### Extracted information
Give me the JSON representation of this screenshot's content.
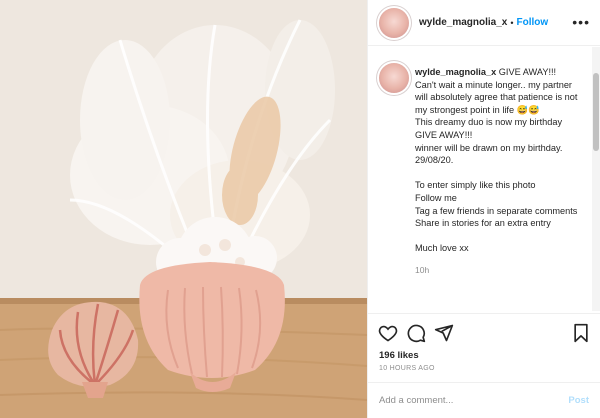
{
  "colors": {
    "accent": "#0095f6",
    "text": "#262626",
    "muted": "#8e8e8e",
    "border": "#efefef",
    "post_disabled": "#b2dffc"
  },
  "header": {
    "username": "wylde_magnolia_x",
    "separator": "•",
    "follow_label": "Follow",
    "more_icon": "more-dots-icon"
  },
  "caption": {
    "username": "wylde_magnolia_x",
    "text": " GIVE AWAY!!!\nCan't wait a minute longer.. my partner will absolutely agree that patience is not my strongest point in life 😅😅\nThis dreamy duo is now my birthday GIVE AWAY!!!\nwinner will be drawn on my birthday. 29/08/20.\n\nTo enter simply like this photo\nFollow me\nTag a few friends in separate comments\nShare in stories for an extra entry\n\nMuch love xx",
    "time": "10h"
  },
  "actions": {
    "icons": [
      "heart-icon",
      "comment-icon",
      "share-icon",
      "bookmark-icon"
    ],
    "likes": "196 likes",
    "posted": "10 HOURS AGO"
  },
  "comment_box": {
    "placeholder": "Add a comment...",
    "post_label": "Post"
  },
  "photo": {
    "subject": "dried flower arrangement in pink shell vase with seashell"
  }
}
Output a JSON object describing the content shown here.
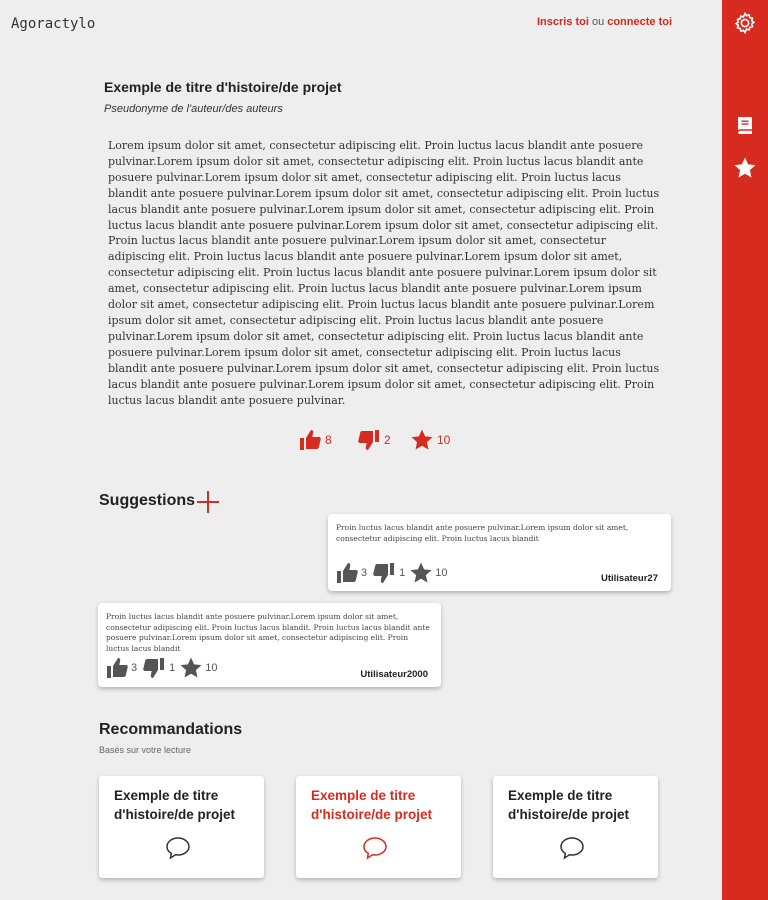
{
  "header": {
    "logo": "Agoractylo",
    "signup_label": "Inscris toi",
    "separator": "ou",
    "login_label": "connecte toi"
  },
  "sidebar": {
    "icons": [
      "gear-icon",
      "book-icon",
      "star-icon"
    ],
    "color": "#d82b20"
  },
  "story": {
    "title": "Exemple de titre d'histoire/de projet",
    "author": "Pseudonyme de l'auteur/des auteurs",
    "body": "Lorem ipsum dolor sit amet, consectetur adipiscing elit. Proin luctus lacus blandit ante posuere pulvinar.Lorem ipsum dolor sit amet, consectetur adipiscing elit. Proin luctus lacus blandit ante posuere pulvinar.Lorem ipsum dolor sit amet, consectetur adipiscing elit. Proin luctus lacus blandit ante posuere pulvinar.Lorem ipsum dolor sit amet, consectetur adipiscing elit. Proin luctus lacus blandit ante posuere pulvinar.Lorem ipsum dolor sit amet, consectetur adipiscing elit. Proin luctus lacus blandit ante posuere pulvinar.Lorem ipsum dolor sit amet, consectetur adipiscing elit. Proin luctus lacus blandit ante posuere pulvinar.Lorem ipsum dolor sit amet, consectetur adipiscing elit. Proin luctus lacus blandit ante posuere pulvinar.Lorem ipsum dolor sit amet, consectetur adipiscing elit. Proin luctus lacus blandit ante posuere pulvinar.Lorem ipsum dolor sit amet, consectetur adipiscing elit. Proin luctus lacus blandit ante posuere pulvinar.Lorem ipsum dolor sit amet, consectetur adipiscing elit. Proin luctus lacus blandit ante posuere pulvinar.Lorem ipsum dolor sit amet, consectetur adipiscing elit. Proin luctus lacus blandit ante posuere pulvinar.Lorem ipsum dolor sit amet, consectetur adipiscing elit. Proin luctus lacus blandit ante posuere pulvinar.Lorem ipsum dolor sit amet, consectetur adipiscing elit. Proin luctus lacus blandit ante posuere pulvinar.Lorem ipsum dolor sit amet, consectetur adipiscing elit. Proin luctus lacus blandit ante posuere pulvinar.Lorem ipsum dolor sit amet, consectetur adipiscing elit. Proin luctus lacus blandit ante posuere pulvinar.",
    "likes": "8",
    "dislikes": "2",
    "stars": "10"
  },
  "suggestions": {
    "title": "Suggestions",
    "items": [
      {
        "text": "Proin luctus lacus blandit ante posuere pulvinar.Lorem ipsum dolor sit amet, consectetur adipiscing elit. Proin luctus lacus blandit",
        "likes": "3",
        "dislikes": "1",
        "stars": "10",
        "user": "Utilisateur27"
      },
      {
        "text": "Proin luctus lacus blandit ante posuere pulvinar.Lorem ipsum dolor sit amet, consectetur adipiscing elit. Proin luctus lacus blandit. Proin luctus lacus blandit ante posuere pulvinar.Lorem ipsum dolor sit amet, consectetur adipiscing elit. Proin luctus lacus blandit",
        "likes": "3",
        "dislikes": "1",
        "stars": "10",
        "user": "Utilisateur2000"
      }
    ]
  },
  "recommendations": {
    "title": "Recommandations",
    "subtitle": "Basés sur votre lecture",
    "items": [
      {
        "title": "Exemple de titre d'histoire/de projet"
      },
      {
        "title": "Exemple de titre d'histoire/de projet",
        "active": true
      },
      {
        "title": "Exemple de titre d'histoire/de projet"
      }
    ]
  },
  "colors": {
    "accent": "#d82b20",
    "background": "#eeeeee",
    "icon_gray": "#555555"
  }
}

### Exercise objective
From the records above, copy every line that holds the word "titre".

### Answer to the problem
    "title": "Exemple de titre d'histoire/de projet",
        "title": "Exemple de titre d'histoire/de projet"
        "title": "Exemple de titre d'histoire/de projet",
        "title": "Exemple de titre d'histoire/de projet"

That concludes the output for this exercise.